Union und Wirtschaftslobby drängt weiter auf Ausnahmen / Gutachten: Altersbeschränkung verstößt gegen Grundgesetz / Koalitionsspitzen beim Sechs-Augen-Gespräch

  • Lesedauer: 5 Min.

Berlin. Die Spitzen der in Koalitionsparteien kommen am Dienstagabend zu einem Sechs-Augen-Gespräch zusammen. Bei dem Treffen von Kanzlerin Angela Merkel (CDU), Vizekanzler Sigmar Gabriel (SPD) und CSU-Chef Horst Seehofer soll es vor allem um die Energiewende und den Mindestlohn gehen. Seit sich Union und SPD auf das Vorhaben eines gesetzlichen Mindestlohns von 8,50 Euro pro Stunde verständigt haben, drängen Kapitallobby, Unternehmensverbände und Union auf Ausnahmen - nicht nur für Zeitungsausträger oder Erntehelfer.

Ende vergangener Woche hatte Bundesarbeitsministerin Andrea Nahles (SPD) angekündigt, Jugendliche bis zum 18. Lebensjahr vom geplanten Mindestlohn ausnehmen zu wollen. »Wir müssen verhindern, dass junge Menschen lieber einen besser bezahlten Aushilfsjob annehmen, statt eine Ausbildung anzufangen«, argumentierte sie. Dies stieß in der Opposition und bei Gewerkschaften auf Kritik - der Unternehmerlobby und der Union ging die Ausnahme nicht weit genug.

**DATENAUSZÜGE**
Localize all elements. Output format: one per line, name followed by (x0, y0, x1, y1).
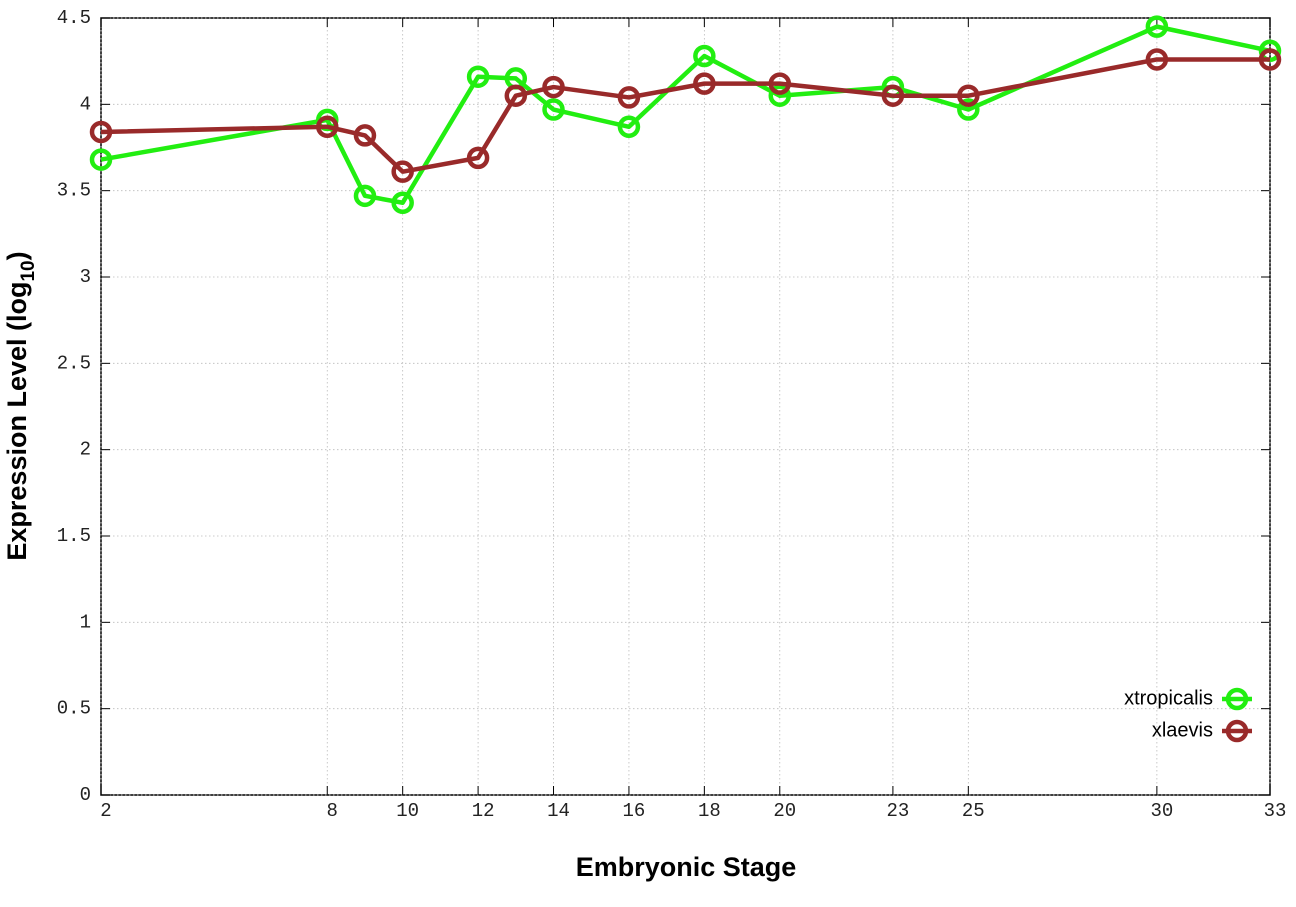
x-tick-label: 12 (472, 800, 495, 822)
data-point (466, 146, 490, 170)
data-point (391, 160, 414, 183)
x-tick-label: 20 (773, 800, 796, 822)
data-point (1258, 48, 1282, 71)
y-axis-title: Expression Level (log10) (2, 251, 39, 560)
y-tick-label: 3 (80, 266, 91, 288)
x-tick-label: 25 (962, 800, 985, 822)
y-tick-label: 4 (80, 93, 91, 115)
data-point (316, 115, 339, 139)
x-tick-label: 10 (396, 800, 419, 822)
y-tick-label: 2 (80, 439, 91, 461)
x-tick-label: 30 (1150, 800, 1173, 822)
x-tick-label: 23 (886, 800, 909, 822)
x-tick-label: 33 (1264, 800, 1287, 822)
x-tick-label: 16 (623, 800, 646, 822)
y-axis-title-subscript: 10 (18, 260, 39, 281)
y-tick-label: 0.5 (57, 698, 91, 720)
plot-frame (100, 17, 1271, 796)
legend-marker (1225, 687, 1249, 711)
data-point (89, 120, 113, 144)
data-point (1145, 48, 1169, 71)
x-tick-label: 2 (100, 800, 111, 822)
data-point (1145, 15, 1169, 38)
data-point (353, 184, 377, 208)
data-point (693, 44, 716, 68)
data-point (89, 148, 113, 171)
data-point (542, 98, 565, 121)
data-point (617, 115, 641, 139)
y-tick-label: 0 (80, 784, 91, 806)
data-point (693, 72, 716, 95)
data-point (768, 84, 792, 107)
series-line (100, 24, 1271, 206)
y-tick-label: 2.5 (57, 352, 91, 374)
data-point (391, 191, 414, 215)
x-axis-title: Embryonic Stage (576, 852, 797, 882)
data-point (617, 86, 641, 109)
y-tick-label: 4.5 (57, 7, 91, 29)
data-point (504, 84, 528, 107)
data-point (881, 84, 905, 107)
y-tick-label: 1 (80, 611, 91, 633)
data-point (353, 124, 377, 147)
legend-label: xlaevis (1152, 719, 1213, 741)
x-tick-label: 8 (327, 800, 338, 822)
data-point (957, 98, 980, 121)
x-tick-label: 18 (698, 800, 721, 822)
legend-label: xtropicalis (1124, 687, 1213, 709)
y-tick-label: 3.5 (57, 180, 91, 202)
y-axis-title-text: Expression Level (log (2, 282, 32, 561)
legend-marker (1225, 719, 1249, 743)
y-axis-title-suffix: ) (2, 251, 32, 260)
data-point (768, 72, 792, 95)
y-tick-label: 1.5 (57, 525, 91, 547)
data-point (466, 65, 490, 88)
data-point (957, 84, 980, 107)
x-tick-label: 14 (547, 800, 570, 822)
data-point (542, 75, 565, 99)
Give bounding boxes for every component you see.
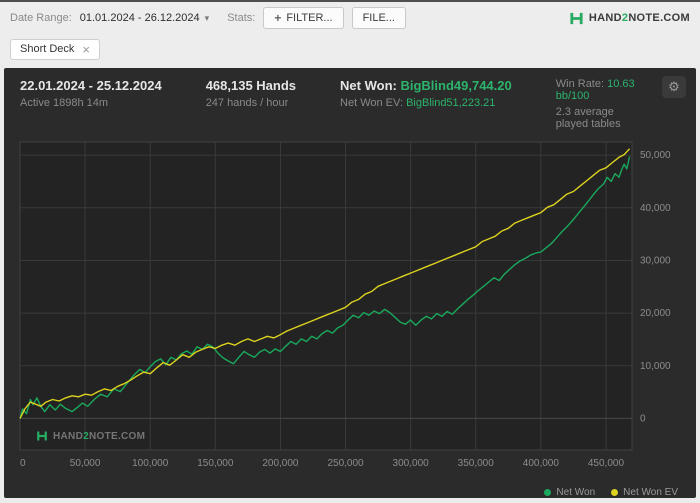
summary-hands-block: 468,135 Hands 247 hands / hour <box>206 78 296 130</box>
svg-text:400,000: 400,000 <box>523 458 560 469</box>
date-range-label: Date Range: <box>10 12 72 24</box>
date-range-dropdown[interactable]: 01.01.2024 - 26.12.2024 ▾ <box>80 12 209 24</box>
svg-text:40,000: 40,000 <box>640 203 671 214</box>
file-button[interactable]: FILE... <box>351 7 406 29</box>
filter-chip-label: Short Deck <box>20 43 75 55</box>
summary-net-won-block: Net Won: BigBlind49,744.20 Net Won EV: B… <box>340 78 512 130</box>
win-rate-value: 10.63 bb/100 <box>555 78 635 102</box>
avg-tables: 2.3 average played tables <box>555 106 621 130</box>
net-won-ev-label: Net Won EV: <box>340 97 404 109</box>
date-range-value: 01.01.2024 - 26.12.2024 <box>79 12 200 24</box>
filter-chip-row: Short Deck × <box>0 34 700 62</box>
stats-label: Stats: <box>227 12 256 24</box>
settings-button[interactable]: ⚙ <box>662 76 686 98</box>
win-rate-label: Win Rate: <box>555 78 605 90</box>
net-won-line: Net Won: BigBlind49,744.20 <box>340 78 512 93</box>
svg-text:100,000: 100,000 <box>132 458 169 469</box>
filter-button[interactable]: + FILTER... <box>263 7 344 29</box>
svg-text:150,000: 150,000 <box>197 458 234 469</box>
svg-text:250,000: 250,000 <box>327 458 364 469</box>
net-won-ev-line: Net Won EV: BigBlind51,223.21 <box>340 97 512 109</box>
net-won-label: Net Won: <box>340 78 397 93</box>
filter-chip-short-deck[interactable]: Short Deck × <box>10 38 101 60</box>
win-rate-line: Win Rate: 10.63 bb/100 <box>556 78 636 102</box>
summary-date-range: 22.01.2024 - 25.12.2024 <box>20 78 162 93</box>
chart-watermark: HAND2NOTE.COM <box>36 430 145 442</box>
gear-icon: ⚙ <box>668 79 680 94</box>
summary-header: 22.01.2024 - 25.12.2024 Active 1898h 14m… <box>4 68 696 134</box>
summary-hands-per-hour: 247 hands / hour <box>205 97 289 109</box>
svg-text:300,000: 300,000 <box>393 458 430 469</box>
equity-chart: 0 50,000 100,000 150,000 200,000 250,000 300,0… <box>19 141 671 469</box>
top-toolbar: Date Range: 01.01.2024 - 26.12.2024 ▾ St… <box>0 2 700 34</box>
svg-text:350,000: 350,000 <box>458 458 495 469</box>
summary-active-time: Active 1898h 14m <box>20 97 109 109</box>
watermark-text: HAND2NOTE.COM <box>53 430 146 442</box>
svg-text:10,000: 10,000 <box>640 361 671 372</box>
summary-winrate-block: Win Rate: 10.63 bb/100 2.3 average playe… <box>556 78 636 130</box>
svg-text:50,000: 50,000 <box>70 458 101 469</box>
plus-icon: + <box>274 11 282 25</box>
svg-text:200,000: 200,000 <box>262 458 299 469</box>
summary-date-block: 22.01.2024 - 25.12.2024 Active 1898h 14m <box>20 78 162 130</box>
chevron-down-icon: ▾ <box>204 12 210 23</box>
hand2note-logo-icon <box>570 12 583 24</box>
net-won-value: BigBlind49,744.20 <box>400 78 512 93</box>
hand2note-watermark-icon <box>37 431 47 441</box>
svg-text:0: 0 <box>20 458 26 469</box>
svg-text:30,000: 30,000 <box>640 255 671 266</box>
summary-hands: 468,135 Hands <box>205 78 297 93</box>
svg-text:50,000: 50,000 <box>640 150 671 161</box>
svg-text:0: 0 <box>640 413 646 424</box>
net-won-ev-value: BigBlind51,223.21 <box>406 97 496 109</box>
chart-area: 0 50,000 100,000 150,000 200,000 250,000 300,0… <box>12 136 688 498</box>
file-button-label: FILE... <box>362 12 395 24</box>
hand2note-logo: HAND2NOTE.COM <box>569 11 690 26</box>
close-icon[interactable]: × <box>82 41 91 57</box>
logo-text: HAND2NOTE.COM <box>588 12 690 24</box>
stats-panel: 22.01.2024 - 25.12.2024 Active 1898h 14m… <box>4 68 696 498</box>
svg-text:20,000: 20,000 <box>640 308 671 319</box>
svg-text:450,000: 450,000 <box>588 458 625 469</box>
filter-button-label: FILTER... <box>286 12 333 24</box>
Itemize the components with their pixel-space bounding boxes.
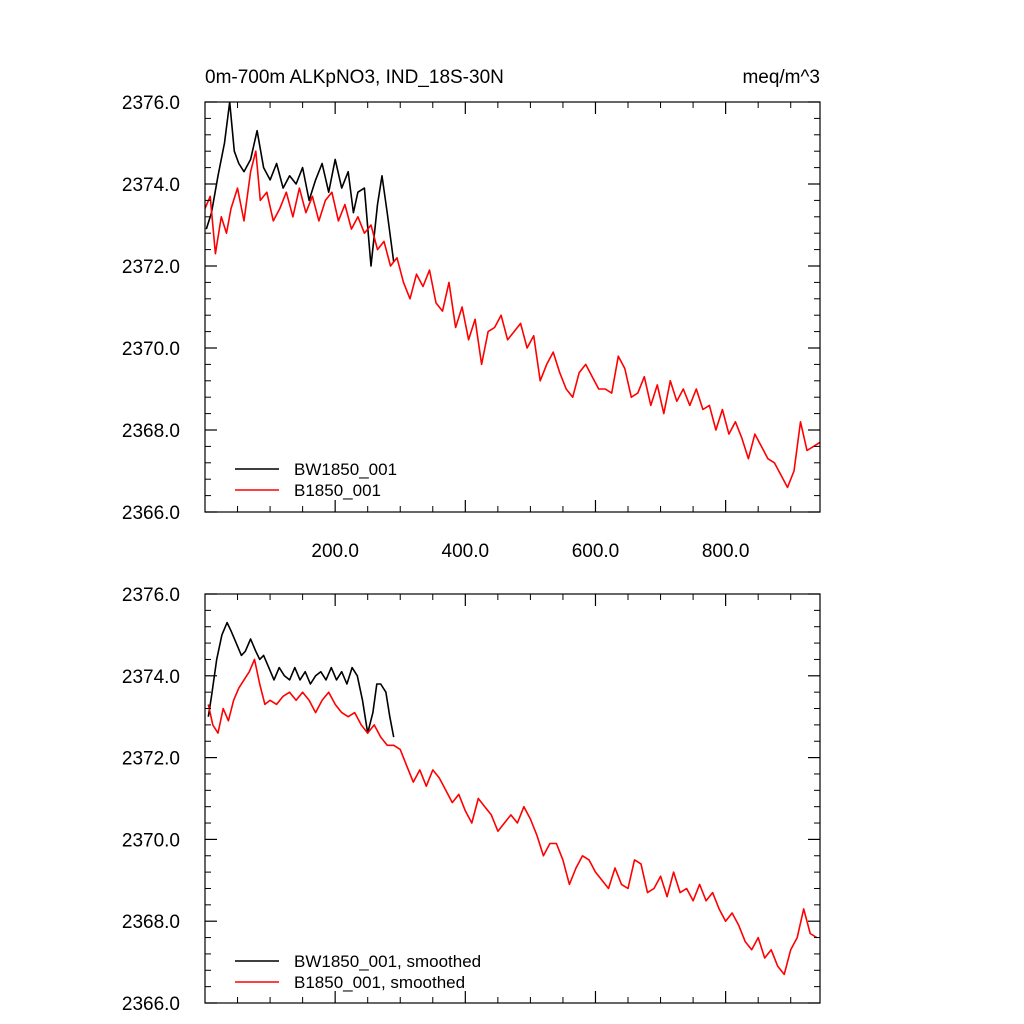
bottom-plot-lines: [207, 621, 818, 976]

**ÜBUNGSZIEL**
Führe den Bericht über den Mindestlohn nach seinem letzten Satz weiter. Die Datensätze werden hier nicht gebraucht.

**ERGEBNIS**
»Wir als Arbeitgeberverbände werden nicht die Verantwortung für einen Anstieg der Jugendarbeitslosigkeit übernehmen«, sagte BDA-Hauptgeschäftsführer Reinhard Göhner der »Frankfurter Allgemeinen Zeitung« vom Montag. Die von Nahles vorgeschlagene Ausnahme für Jugendliche sei »Augenwischerei«. »Eine Ausnahme bis zum Alter von 18 Jahren löst überhaupt nicht das Problem, dass ein Mindestlohn von 8,50 Euro für einfache Hilfsarbeiten Menschen mit geringer Qualifikation erst recht von einer Berufsausbildung abzuhalten droht«, sagte der stellvertretende Vorsitzende der Unionsfraktion im Bundestag, Michael Fuchs. »Die Grenze muss deshalb mindestens bei 21 Jahren liegen.«

Damit ist die neue Linie in der Debatte um den Mindestlohn vorgegeben: Ausnahmen nach Alter. »Eine Altersgrenze von 21 Jahren beim Mindestlohn ist das Mindeste«, sagte Christian von Stetten, Chef des Parlamentskreises MIttelstand in der Unionsfraktion, der »Rheinischen Post«. Der Kreis vertritt mehr als die Hälfte der Unionsabgeordneten im Bundestag. Auch der Chef der CDU/CSU-Mittelstandsvereinigung, Carsten Linnemann, erklärte: »Ich halte die Zahl 18 für definitiv zu gering.« Die Koalition solle sich am niederländischen Vorbild orientieren. »In den Niederlanden gilt der volle Mindestlohn erst ab 23 Jahren. Das ist für mich ein guter Orientierungsmaßstab«, sagte Linnemann.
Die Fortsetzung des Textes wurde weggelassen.